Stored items
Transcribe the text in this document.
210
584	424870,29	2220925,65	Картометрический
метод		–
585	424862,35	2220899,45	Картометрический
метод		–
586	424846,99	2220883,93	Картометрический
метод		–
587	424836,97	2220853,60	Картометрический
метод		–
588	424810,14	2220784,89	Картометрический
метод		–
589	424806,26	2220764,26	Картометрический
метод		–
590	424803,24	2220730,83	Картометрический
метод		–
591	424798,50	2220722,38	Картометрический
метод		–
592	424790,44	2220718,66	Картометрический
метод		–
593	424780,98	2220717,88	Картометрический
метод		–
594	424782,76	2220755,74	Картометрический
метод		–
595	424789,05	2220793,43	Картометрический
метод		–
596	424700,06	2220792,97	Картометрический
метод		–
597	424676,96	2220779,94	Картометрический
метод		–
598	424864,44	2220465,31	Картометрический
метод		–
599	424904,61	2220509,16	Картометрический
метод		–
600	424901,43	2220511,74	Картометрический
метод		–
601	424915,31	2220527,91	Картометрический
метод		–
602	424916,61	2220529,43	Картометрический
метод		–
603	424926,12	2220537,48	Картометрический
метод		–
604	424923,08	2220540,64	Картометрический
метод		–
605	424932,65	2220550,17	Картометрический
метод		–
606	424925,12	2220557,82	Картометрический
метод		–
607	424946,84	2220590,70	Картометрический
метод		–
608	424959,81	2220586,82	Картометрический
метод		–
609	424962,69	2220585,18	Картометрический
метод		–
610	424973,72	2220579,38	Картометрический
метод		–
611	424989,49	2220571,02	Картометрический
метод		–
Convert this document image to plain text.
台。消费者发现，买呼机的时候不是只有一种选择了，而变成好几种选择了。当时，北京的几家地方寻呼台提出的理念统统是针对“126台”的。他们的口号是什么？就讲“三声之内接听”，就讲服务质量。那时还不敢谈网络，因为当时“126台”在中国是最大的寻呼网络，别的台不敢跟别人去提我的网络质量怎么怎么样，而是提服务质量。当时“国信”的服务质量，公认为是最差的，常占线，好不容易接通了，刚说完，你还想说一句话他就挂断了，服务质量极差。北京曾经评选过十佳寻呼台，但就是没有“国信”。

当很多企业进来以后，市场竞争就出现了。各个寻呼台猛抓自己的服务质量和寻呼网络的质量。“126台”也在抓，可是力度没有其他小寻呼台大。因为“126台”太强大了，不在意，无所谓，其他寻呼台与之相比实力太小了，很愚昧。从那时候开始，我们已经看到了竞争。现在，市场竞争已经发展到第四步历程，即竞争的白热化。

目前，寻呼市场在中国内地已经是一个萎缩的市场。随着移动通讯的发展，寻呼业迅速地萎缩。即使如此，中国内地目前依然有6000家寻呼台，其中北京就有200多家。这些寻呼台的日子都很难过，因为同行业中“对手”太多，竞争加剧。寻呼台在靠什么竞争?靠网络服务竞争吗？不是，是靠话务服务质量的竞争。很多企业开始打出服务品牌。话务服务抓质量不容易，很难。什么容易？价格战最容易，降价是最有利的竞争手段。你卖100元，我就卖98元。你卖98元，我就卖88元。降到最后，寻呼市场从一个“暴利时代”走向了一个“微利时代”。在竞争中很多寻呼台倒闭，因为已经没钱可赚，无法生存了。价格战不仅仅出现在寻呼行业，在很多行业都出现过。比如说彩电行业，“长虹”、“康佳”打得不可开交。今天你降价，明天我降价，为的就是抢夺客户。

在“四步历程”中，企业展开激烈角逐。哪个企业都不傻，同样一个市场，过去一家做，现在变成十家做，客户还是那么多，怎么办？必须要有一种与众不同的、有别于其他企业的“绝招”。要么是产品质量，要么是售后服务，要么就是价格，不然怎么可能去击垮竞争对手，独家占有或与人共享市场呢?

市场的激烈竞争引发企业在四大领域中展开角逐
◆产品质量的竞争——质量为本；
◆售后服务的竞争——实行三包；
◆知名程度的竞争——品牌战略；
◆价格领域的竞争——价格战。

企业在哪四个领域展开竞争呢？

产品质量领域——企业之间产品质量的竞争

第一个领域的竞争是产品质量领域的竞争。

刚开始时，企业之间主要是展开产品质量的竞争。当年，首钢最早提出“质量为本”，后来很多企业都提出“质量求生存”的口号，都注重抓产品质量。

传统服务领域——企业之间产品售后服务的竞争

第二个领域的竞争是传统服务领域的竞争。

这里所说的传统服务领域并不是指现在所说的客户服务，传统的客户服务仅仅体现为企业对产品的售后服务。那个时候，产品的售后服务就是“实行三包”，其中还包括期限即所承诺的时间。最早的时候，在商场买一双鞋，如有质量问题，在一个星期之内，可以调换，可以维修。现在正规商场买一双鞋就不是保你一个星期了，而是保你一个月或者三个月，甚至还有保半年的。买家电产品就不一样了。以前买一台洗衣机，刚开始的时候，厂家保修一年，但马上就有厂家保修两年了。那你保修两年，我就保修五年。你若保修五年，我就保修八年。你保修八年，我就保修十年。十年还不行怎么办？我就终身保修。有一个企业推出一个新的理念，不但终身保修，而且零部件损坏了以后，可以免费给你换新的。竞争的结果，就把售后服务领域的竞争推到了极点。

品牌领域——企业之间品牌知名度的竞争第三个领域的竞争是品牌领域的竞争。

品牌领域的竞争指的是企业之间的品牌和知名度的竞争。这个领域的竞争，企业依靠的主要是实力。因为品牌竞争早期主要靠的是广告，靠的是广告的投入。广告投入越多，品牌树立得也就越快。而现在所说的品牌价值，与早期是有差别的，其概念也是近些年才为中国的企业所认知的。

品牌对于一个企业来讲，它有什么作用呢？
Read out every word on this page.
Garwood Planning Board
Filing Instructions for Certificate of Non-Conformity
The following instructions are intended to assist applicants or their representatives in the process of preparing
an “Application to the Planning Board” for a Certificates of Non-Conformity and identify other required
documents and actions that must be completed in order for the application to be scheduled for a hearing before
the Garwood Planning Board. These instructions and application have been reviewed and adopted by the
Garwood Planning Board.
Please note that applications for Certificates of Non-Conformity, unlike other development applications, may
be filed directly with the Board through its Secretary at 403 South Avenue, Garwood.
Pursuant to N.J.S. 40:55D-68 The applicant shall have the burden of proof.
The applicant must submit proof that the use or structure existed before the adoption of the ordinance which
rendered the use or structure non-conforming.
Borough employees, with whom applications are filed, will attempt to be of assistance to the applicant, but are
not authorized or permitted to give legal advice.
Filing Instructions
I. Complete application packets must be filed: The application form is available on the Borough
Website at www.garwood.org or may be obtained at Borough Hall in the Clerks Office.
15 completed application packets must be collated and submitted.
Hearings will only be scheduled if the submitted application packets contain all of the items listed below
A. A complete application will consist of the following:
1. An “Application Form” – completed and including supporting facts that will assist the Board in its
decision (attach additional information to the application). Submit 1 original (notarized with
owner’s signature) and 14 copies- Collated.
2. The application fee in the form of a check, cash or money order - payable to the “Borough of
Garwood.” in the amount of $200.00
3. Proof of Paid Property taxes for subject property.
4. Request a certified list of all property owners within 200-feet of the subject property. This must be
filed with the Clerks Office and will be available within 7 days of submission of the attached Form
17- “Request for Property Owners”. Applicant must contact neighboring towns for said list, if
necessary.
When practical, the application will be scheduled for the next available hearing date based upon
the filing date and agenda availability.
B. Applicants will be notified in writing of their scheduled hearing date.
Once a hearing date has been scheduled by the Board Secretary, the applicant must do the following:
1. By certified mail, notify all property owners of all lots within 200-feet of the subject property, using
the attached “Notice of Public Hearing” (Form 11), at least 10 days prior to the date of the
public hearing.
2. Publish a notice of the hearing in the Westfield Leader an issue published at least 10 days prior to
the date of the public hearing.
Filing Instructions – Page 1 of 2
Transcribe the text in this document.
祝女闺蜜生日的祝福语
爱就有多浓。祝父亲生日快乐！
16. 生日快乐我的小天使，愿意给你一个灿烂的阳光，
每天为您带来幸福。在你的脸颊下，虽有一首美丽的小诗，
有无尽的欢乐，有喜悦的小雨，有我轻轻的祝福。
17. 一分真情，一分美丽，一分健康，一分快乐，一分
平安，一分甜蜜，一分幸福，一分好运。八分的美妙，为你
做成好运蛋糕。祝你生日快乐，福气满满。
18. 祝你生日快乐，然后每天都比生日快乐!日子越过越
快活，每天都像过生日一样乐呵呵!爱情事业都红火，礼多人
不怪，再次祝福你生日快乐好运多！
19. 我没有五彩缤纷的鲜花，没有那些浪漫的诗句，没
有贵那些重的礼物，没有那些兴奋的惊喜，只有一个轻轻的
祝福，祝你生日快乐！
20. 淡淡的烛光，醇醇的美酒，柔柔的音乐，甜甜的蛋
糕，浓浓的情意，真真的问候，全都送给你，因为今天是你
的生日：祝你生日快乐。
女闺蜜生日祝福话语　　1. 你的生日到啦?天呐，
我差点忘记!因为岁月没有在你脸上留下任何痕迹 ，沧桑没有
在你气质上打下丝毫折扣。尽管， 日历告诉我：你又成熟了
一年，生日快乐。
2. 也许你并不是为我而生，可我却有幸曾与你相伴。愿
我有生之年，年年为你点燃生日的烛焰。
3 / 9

__JOB__
Look through the entries above and count each line holding "Clerks"; report the count alone.

__ANSWER TO THE TASK__
2